Looking at the listing, state how many of its lines contain the string "maxnest". Write only the number.

Given records:
■ ■ ■ ■

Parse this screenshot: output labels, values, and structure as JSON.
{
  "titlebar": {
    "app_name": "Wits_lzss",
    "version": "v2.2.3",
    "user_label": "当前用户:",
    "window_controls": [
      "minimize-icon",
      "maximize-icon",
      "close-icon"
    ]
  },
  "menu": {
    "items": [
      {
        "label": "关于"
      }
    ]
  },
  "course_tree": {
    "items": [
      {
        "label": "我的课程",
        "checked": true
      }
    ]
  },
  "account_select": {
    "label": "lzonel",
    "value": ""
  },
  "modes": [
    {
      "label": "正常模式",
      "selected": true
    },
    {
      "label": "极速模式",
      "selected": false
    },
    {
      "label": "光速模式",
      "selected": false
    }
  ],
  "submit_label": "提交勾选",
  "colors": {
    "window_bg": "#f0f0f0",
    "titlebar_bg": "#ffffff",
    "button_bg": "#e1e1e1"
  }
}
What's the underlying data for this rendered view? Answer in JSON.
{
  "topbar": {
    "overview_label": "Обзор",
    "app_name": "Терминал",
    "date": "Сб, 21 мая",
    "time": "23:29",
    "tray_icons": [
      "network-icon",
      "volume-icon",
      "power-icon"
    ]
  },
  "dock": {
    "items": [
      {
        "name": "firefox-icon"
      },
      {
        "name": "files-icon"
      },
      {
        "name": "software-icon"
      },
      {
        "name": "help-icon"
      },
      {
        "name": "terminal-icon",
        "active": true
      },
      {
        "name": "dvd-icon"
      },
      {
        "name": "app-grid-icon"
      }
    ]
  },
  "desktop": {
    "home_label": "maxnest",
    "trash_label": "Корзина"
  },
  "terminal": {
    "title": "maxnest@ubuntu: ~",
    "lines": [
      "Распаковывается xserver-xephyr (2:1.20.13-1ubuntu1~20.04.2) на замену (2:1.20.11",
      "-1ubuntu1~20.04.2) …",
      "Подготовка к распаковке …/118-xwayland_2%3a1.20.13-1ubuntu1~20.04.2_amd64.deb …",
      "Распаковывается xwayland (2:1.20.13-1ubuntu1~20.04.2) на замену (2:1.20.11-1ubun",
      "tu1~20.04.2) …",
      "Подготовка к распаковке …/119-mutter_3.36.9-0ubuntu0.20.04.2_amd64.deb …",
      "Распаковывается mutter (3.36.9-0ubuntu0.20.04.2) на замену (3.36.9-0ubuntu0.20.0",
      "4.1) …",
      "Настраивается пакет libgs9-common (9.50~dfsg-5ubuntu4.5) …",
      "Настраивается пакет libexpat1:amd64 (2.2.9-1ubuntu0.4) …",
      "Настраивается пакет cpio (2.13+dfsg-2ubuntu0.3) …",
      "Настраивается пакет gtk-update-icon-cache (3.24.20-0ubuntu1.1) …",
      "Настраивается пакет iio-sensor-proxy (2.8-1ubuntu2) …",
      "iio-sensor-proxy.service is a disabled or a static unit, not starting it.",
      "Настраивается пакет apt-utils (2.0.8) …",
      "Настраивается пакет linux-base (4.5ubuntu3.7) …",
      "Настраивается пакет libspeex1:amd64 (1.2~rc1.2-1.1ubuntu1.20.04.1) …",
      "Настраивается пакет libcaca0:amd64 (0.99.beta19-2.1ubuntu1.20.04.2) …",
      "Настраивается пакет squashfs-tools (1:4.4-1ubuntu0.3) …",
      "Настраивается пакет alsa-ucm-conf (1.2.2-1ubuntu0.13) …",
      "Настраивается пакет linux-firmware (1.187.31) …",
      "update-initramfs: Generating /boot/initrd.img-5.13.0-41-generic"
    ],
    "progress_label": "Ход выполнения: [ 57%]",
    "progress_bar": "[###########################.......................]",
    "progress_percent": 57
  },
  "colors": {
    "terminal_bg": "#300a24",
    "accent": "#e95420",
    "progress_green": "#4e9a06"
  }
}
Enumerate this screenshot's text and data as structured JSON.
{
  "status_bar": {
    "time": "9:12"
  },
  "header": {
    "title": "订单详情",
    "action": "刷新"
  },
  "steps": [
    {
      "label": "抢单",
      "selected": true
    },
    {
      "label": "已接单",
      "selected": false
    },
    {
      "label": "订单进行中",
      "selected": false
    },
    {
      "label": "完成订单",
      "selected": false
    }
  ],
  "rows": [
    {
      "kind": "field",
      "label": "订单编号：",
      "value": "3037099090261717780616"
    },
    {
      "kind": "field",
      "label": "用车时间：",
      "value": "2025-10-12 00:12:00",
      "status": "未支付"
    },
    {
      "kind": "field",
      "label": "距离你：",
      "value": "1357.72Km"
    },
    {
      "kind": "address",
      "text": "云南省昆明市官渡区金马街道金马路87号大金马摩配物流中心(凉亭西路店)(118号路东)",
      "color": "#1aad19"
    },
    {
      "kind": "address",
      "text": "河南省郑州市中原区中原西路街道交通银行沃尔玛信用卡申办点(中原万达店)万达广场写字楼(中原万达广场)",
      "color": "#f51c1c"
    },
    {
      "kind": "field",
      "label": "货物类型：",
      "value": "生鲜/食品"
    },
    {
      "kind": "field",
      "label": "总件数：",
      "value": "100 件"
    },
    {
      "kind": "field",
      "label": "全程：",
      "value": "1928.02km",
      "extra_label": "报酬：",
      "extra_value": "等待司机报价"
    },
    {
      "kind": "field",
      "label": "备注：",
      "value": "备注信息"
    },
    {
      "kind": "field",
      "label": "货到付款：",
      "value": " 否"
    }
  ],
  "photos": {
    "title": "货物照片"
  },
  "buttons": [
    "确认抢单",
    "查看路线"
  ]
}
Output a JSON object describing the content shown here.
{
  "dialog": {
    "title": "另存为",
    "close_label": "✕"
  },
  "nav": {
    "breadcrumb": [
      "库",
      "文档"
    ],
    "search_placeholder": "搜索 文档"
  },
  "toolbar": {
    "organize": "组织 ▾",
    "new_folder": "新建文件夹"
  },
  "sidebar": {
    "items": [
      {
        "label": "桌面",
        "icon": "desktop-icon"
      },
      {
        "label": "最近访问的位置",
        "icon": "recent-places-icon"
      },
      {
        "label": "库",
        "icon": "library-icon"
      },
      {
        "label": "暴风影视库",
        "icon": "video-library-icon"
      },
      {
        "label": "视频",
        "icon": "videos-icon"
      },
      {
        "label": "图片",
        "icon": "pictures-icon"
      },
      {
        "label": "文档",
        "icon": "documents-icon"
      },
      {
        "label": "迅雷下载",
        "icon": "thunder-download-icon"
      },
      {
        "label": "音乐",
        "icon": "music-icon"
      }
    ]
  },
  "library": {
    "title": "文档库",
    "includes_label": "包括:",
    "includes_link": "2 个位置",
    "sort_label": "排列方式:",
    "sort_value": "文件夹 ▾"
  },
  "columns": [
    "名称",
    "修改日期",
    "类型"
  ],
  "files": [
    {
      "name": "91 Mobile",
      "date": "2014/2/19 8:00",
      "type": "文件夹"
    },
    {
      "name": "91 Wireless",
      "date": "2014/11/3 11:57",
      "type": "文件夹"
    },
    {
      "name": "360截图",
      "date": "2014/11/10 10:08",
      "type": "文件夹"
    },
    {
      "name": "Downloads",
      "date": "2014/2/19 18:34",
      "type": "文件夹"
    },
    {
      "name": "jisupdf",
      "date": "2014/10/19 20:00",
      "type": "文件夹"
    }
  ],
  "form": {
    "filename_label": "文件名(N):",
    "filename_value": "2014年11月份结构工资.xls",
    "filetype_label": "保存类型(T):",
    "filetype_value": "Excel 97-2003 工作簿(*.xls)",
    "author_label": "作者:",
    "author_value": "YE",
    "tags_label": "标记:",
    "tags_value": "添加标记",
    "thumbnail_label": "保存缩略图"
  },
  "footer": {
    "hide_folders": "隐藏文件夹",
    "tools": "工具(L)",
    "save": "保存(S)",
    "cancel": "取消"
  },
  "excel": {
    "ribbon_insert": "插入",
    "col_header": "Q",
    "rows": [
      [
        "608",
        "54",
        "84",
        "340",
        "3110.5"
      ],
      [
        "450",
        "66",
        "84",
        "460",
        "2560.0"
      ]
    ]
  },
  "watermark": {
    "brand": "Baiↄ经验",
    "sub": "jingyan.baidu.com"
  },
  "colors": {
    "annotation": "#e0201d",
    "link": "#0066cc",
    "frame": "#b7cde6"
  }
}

■ ■ ■ ■

Result for this exercise: 2